# EXERCISE GOAL:
Reproduce every line of the records below word for word, without changing anything.

"""

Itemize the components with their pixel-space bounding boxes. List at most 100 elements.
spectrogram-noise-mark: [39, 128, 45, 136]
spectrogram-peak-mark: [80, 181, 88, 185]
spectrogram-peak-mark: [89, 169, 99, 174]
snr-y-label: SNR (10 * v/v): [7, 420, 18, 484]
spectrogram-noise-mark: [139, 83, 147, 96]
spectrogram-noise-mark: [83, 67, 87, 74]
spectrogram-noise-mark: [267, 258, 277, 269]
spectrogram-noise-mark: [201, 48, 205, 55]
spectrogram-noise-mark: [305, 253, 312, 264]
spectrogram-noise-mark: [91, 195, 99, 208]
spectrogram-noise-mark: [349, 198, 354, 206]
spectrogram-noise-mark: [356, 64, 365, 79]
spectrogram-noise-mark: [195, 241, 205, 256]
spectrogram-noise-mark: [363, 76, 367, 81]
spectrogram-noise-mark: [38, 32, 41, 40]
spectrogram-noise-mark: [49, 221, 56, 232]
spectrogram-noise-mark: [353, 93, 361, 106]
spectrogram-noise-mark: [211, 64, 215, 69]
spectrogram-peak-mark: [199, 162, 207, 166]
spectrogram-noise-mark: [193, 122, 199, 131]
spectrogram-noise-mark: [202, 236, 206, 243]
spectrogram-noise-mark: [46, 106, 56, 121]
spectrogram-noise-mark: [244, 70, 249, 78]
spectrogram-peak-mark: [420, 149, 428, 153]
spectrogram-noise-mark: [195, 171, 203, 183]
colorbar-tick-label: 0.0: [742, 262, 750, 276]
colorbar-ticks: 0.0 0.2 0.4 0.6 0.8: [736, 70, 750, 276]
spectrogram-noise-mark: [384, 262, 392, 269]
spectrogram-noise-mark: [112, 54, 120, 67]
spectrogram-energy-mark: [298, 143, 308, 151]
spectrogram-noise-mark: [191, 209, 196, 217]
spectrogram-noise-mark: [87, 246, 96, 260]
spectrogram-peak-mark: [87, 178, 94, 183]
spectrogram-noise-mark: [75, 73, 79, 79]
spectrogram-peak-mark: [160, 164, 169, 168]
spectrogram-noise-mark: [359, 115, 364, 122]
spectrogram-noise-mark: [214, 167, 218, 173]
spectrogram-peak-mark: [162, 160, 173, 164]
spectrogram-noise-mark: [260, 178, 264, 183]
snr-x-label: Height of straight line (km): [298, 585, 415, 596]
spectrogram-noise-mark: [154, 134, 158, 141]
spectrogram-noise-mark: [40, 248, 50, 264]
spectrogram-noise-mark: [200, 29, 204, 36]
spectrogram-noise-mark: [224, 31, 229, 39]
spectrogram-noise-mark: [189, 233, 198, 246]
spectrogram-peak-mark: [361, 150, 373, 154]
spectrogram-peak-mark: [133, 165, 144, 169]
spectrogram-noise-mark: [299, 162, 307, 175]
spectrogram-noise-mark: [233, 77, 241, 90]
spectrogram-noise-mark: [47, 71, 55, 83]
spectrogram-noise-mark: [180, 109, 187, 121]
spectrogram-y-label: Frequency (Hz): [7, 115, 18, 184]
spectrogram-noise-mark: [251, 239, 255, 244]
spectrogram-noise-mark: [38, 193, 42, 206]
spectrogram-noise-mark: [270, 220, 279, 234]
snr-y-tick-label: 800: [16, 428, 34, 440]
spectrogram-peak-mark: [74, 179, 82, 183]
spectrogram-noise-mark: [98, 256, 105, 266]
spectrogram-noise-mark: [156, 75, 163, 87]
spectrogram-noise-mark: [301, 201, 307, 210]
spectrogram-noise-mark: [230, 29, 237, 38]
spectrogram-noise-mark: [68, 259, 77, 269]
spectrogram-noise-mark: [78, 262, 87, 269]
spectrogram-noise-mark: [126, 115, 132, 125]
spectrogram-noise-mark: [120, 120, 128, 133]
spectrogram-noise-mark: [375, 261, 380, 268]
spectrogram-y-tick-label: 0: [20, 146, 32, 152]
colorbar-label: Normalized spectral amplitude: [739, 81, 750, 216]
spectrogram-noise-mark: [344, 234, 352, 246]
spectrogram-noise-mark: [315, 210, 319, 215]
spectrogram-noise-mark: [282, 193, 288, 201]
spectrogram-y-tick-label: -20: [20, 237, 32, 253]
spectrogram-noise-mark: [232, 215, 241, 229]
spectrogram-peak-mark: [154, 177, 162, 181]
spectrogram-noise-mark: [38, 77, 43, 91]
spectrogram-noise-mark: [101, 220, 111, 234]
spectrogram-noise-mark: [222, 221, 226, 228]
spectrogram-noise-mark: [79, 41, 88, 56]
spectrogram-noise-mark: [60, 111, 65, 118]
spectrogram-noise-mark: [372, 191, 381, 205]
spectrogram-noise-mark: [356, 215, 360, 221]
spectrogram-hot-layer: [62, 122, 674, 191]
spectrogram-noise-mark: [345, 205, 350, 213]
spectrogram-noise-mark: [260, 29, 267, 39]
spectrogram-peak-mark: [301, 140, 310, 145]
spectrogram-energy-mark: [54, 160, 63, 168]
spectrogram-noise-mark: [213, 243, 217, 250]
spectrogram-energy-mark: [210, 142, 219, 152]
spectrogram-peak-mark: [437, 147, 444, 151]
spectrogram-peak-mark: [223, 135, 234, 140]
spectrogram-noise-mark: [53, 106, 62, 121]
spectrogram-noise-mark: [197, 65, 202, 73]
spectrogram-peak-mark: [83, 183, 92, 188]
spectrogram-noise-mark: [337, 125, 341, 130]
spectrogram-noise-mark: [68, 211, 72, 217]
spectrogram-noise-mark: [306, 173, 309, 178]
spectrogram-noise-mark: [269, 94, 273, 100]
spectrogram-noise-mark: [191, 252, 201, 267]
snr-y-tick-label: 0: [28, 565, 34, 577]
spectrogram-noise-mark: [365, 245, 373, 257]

"""

# RESULT OF THIS TASK:
Itemize the components with their pixel-space bounding boxes. List at most 100 elements.
spectrogram-noise-mark: [39, 128, 45, 136]
spectrogram-peak-mark: [80, 181, 88, 185]
spectrogram-peak-mark: [89, 169, 99, 174]
snr-y-label: SNR (10 * v/v): [7, 420, 18, 484]
spectrogram-noise-mark: [139, 83, 147, 96]
spectrogram-noise-mark: [83, 67, 87, 74]
spectrogram-noise-mark: [267, 258, 277, 269]
spectrogram-noise-mark: [201, 48, 205, 55]
spectrogram-noise-mark: [305, 253, 312, 264]
spectrogram-noise-mark: [91, 195, 99, 208]
spectrogram-noise-mark: [349, 198, 354, 206]
spectrogram-noise-mark: [356, 64, 365, 79]
spectrogram-noise-mark: [195, 241, 205, 256]
spectrogram-noise-mark: [363, 76, 367, 81]
spectrogram-noise-mark: [38, 32, 41, 40]
spectrogram-noise-mark: [49, 221, 56, 232]
spectrogram-noise-mark: [353, 93, 361, 106]
spectrogram-noise-mark: [211, 64, 215, 69]
spectrogram-peak-mark: [199, 162, 207, 166]
spectrogram-noise-mark: [193, 122, 199, 131]
spectrogram-noise-mark: [202, 236, 206, 243]
spectrogram-noise-mark: [46, 106, 56, 121]
spectrogram-noise-mark: [244, 70, 249, 78]
spectrogram-peak-mark: [420, 149, 428, 153]
spectrogram-noise-mark: [195, 171, 203, 183]
colorbar-tick-label: 0.0: [742, 262, 750, 276]
colorbar-ticks: 0.0 0.2 0.4 0.6 0.8: [736, 70, 750, 276]
spectrogram-noise-mark: [384, 262, 392, 269]
spectrogram-noise-mark: [112, 54, 120, 67]
spectrogram-energy-mark: [298, 143, 308, 151]
spectrogram-noise-mark: [191, 209, 196, 217]
spectrogram-noise-mark: [87, 246, 96, 260]
spectrogram-peak-mark: [87, 178, 94, 183]
spectrogram-noise-mark: [75, 73, 79, 79]
spectrogram-peak-mark: [160, 164, 169, 168]
spectrogram-noise-mark: [359, 115, 364, 122]
spectrogram-noise-mark: [214, 167, 218, 173]
spectrogram-peak-mark: [162, 160, 173, 164]
spectrogram-noise-mark: [260, 178, 264, 183]
snr-x-label: Height of straight line (km): [298, 585, 415, 596]
spectrogram-noise-mark: [154, 134, 158, 141]
spectrogram-noise-mark: [40, 248, 50, 264]
spectrogram-noise-mark: [200, 29, 204, 36]
spectrogram-noise-mark: [224, 31, 229, 39]
spectrogram-noise-mark: [189, 233, 198, 246]
spectrogram-peak-mark: [361, 150, 373, 154]
spectrogram-peak-mark: [133, 165, 144, 169]
spectrogram-noise-mark: [299, 162, 307, 175]
spectrogram-noise-mark: [233, 77, 241, 90]
spectrogram-noise-mark: [47, 71, 55, 83]
spectrogram-noise-mark: [180, 109, 187, 121]
spectrogram-y-label: Frequency (Hz): [7, 115, 18, 184]
spectrogram-noise-mark: [251, 239, 255, 244]
spectrogram-noise-mark: [38, 193, 42, 206]
spectrogram-noise-mark: [270, 220, 279, 234]
snr-y-tick-label: 800: [16, 428, 34, 440]
spectrogram-peak-mark: [74, 179, 82, 183]
spectrogram-noise-mark: [98, 256, 105, 266]
spectrogram-noise-mark: [156, 75, 163, 87]
spectrogram-noise-mark: [301, 201, 307, 210]
spectrogram-noise-mark: [230, 29, 237, 38]
spectrogram-noise-mark: [68, 259, 77, 269]
spectrogram-noise-mark: [78, 262, 87, 269]
spectrogram-noise-mark: [126, 115, 132, 125]
spectrogram-noise-mark: [120, 120, 128, 133]
spectrogram-noise-mark: [375, 261, 380, 268]
spectrogram-y-tick-label: 0: [20, 146, 32, 152]
colorbar-label: Normalized spectral amplitude: [739, 81, 750, 216]
spectrogram-noise-mark: [344, 234, 352, 246]
spectrogram-noise-mark: [315, 210, 319, 215]
spectrogram-noise-mark: [282, 193, 288, 201]
spectrogram-y-tick-label: -20: [20, 237, 32, 253]
spectrogram-noise-mark: [232, 215, 241, 229]
spectrogram-peak-mark: [154, 177, 162, 181]
spectrogram-noise-mark: [38, 77, 43, 91]
spectrogram-noise-mark: [101, 220, 111, 234]
spectrogram-noise-mark: [222, 221, 226, 228]
spectrogram-noise-mark: [79, 41, 88, 56]
spectrogram-noise-mark: [60, 111, 65, 118]
spectrogram-noise-mark: [372, 191, 381, 205]
spectrogram-noise-mark: [356, 215, 360, 221]
spectrogram-hot-layer: [62, 122, 674, 191]
spectrogram-noise-mark: [345, 205, 350, 213]
spectrogram-noise-mark: [260, 29, 267, 39]
spectrogram-peak-mark: [301, 140, 310, 145]
spectrogram-energy-mark: [54, 160, 63, 168]
spectrogram-noise-mark: [213, 243, 217, 250]
spectrogram-energy-mark: [210, 142, 219, 152]
spectrogram-peak-mark: [437, 147, 444, 151]
spectrogram-peak-mark: [223, 135, 234, 140]
spectrogram-noise-mark: [53, 106, 62, 121]
spectrogram-noise-mark: [197, 65, 202, 73]
spectrogram-peak-mark: [83, 183, 92, 188]
spectrogram-noise-mark: [337, 125, 341, 130]
spectrogram-noise-mark: [68, 211, 72, 217]
spectrogram-noise-mark: [306, 173, 309, 178]
spectrogram-noise-mark: [269, 94, 273, 100]
spectrogram-noise-mark: [191, 252, 201, 267]
snr-y-tick-label: 0: [28, 565, 34, 577]
spectrogram-noise-mark: [365, 245, 373, 257]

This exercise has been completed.